Figure record listings:
□ □ □
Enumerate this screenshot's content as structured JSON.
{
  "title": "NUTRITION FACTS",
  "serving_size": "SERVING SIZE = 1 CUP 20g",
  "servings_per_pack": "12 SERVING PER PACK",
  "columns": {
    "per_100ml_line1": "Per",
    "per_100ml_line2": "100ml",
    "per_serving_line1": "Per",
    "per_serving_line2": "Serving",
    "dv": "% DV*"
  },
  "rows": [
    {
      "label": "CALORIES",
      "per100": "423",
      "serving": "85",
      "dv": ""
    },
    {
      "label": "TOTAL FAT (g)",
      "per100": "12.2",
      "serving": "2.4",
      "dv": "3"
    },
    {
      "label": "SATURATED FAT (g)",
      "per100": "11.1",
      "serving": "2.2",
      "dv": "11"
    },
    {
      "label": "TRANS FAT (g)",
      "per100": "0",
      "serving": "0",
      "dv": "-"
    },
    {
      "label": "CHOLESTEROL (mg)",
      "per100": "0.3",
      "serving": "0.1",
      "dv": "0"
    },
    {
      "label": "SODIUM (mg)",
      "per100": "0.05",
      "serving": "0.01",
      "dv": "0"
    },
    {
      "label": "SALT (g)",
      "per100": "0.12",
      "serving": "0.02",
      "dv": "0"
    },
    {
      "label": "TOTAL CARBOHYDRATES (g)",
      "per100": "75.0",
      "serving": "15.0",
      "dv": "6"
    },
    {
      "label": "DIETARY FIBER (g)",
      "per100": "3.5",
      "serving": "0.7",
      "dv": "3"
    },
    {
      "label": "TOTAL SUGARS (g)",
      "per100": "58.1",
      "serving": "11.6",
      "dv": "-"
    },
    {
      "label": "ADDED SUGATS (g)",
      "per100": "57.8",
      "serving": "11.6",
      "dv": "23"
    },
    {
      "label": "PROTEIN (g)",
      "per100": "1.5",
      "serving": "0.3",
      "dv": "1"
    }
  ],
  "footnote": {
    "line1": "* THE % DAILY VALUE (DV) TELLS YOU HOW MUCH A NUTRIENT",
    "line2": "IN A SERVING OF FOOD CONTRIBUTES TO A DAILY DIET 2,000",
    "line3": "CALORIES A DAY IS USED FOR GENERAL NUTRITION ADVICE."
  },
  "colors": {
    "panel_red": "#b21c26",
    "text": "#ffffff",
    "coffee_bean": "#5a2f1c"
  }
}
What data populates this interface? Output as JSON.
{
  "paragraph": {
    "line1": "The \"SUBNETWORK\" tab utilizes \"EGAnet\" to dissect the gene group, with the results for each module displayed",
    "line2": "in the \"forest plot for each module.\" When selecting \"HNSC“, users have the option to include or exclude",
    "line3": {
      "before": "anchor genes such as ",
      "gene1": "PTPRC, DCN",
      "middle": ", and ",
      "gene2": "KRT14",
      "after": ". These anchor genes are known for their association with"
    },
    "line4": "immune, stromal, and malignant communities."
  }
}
□ □ □
Select and copy every line from the records that includes the word "NUTRITION".

  "title": "NUTRITION FACTS",
    "line3": "CALORIES A DAY IS USED FOR GENERAL NUTRITION ADVICE."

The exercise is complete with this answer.